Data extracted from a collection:
======

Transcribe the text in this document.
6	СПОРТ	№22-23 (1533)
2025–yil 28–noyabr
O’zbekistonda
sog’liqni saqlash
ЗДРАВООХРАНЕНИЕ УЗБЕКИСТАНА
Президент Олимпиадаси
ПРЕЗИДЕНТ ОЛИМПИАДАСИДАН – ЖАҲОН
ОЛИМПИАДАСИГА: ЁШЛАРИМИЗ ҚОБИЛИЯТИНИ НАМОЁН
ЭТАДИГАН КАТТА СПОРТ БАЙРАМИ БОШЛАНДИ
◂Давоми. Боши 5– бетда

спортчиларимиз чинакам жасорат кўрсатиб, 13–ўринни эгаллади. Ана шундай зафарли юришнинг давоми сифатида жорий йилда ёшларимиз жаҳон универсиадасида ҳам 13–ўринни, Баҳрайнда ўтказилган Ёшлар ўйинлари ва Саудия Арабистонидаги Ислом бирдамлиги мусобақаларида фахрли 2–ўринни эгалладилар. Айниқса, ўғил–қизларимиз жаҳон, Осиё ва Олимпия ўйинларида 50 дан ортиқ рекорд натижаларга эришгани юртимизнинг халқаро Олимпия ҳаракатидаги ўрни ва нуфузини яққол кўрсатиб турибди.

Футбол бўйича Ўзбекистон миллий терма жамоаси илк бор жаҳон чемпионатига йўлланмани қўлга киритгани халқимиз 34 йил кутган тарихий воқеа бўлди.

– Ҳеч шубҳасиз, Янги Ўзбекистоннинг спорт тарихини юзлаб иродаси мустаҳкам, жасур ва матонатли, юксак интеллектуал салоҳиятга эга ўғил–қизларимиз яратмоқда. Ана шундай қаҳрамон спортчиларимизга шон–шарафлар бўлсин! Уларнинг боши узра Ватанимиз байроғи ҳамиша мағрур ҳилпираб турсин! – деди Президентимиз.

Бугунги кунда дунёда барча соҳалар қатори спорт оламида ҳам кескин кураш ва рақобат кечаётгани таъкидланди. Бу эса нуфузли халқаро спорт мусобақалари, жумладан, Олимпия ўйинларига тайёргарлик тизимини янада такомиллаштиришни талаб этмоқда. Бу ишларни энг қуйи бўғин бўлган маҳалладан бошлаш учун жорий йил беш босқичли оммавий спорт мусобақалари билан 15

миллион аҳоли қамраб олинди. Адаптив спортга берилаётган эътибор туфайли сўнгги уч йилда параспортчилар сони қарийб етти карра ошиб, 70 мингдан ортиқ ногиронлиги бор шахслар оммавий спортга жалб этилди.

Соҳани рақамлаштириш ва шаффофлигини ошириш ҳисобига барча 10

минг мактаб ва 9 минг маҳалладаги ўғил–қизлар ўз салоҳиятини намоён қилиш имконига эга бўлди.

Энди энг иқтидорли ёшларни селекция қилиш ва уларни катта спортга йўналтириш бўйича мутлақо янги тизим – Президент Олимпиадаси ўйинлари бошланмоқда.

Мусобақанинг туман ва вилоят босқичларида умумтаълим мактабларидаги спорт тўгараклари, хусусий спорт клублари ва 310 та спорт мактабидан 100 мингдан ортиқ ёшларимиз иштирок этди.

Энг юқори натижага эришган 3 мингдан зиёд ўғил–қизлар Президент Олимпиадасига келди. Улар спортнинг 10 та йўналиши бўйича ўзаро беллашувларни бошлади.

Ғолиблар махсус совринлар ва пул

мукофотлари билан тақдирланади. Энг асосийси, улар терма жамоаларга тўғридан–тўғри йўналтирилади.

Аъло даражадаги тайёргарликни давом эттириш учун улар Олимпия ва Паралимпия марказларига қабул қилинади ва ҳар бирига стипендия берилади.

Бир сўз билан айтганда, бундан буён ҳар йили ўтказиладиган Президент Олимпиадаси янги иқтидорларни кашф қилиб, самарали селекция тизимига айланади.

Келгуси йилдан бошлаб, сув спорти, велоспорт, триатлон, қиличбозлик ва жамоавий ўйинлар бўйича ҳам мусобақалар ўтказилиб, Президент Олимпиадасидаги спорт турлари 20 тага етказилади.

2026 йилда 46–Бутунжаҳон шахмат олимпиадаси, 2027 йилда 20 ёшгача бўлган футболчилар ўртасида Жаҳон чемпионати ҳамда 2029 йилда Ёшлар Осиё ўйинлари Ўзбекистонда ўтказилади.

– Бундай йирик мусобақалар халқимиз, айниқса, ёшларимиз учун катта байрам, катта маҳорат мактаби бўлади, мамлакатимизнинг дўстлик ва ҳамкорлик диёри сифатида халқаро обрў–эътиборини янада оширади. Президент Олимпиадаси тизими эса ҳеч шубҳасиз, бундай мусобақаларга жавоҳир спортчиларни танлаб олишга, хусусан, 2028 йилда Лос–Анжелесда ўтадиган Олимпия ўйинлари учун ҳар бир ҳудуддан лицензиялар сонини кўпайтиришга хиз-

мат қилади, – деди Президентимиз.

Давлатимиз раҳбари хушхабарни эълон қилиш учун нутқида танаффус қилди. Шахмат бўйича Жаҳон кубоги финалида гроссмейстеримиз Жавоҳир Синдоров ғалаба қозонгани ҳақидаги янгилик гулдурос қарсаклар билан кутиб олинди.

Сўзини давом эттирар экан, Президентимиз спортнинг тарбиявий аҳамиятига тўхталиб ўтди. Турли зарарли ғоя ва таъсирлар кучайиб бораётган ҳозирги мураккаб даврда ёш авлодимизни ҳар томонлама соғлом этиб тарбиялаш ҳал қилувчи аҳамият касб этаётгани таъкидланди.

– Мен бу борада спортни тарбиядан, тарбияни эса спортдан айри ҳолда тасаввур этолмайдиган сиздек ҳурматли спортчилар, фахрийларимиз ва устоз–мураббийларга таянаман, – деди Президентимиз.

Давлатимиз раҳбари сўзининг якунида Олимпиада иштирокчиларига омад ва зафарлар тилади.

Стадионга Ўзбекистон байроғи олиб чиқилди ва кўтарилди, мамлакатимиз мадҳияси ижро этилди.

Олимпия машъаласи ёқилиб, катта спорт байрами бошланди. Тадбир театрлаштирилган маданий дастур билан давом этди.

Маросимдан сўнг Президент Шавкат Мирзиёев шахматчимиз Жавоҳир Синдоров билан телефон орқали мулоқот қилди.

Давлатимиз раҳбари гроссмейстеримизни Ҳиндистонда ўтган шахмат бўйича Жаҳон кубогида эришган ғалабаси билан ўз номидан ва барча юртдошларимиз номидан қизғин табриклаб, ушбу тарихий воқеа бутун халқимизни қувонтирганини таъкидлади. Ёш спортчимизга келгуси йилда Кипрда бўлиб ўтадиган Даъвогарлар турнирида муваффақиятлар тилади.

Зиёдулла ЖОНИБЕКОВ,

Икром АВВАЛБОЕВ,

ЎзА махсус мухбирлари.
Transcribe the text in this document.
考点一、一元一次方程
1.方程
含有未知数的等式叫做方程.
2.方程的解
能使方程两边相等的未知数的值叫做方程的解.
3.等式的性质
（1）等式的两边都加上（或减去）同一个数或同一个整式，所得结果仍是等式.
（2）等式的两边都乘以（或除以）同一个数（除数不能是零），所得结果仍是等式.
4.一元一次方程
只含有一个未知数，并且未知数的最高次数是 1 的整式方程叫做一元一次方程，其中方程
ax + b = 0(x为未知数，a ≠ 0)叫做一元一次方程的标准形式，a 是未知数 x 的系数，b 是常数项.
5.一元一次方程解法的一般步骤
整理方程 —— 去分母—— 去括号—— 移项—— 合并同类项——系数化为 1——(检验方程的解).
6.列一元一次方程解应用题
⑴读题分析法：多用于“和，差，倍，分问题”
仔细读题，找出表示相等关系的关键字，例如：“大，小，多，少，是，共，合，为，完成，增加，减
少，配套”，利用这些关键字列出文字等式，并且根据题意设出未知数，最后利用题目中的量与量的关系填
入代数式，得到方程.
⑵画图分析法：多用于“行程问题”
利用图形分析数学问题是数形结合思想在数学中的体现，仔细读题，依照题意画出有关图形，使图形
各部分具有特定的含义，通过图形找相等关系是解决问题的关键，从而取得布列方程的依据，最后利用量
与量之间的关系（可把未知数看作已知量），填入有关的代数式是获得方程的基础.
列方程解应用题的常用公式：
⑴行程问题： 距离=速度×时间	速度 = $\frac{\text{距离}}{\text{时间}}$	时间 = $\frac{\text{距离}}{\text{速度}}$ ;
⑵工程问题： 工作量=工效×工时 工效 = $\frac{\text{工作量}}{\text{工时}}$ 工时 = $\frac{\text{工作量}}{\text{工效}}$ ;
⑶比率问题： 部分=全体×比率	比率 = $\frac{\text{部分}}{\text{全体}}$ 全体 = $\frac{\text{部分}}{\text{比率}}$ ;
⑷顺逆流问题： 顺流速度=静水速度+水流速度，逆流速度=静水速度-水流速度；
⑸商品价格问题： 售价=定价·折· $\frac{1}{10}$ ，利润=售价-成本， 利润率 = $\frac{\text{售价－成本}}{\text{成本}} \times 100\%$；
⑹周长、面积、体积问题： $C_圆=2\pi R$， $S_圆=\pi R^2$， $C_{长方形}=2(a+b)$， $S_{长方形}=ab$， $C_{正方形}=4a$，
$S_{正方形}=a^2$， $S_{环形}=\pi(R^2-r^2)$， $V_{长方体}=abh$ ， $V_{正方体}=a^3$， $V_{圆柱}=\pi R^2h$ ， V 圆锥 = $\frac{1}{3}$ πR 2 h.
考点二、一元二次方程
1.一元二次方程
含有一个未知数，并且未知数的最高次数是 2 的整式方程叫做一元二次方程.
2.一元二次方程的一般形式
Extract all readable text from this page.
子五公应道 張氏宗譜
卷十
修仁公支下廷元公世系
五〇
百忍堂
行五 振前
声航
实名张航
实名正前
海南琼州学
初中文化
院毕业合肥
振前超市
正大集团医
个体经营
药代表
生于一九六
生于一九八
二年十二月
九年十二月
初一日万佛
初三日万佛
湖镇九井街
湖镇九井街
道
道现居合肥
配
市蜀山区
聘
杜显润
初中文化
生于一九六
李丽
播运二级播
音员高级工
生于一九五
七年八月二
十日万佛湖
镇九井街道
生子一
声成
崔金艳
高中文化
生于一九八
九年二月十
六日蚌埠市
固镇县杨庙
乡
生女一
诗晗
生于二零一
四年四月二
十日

======

Problem statement: Track down every line holding the string "деди" and copy it.

The solution:
– Ҳеч шубҳасиз, Янги Ўзбекистоннинг спорт тарихини юзлаб иродаси мустаҳкам, жасур ва матонатли, юксак интеллектуал салоҳиятга эга ўғил–қизларимиз яратмоқда. Ана шундай қаҳрамон спортчиларимизга шон–шарафлар бўлсин! Уларнинг боши узра Ватанимиз байроғи ҳамиша мағрур ҳилпираб турсин! – деди Президентимиз.
мат қилади, – деди Президентимиз.
– Мен бу борада спортни тарбиядан, тарбияни эса спортдан айри ҳолда тасаввур этолмайдиган сиздек ҳурматли спортчилар, фахрийларимиз ва устоз–мураббийларга таянаман, – деди Президентимиз.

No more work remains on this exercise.